(Data records)
============================================================
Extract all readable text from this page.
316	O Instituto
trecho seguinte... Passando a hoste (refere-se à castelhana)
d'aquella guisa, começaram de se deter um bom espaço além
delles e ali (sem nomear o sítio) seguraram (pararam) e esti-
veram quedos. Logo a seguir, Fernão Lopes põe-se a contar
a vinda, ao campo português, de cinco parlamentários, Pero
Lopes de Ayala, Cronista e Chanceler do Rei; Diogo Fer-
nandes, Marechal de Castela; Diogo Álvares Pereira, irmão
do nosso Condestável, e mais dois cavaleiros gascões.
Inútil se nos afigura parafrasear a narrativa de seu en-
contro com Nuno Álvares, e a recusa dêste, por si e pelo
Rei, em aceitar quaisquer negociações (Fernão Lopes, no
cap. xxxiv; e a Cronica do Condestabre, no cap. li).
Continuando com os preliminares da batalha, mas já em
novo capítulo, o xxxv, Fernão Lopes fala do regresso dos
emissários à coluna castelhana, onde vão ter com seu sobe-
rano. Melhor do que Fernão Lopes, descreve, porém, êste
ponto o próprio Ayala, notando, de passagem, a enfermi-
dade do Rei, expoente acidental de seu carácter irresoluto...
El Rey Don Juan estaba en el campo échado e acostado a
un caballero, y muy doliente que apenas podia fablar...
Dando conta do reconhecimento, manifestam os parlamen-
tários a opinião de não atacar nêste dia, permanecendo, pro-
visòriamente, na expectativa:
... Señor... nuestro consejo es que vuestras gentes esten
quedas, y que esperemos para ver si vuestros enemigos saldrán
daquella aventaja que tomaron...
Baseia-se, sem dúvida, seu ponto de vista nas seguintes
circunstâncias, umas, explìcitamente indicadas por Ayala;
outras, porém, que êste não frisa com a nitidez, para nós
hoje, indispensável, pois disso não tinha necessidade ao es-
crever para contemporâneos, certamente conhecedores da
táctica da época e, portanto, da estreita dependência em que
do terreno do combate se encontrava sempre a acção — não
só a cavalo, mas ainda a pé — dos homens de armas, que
============================================================
**Aim of the exercise**
Scan the material line by line and report each one that contains "Lopes".

**Result for this task**
veram quedos. Logo a seguir, Fernão Lopes põe-se a contar
Lopes de Ayala, Cronista e Chanceler do Rei; Diogo Fer-
Rei, em aceitar quaisquer negociações (Fernão Lopes, no
novo capítulo, o xxxv, Fernão Lopes fala do regresso dos
rano. Melhor do que Fernão Lopes, descreve, porém, êste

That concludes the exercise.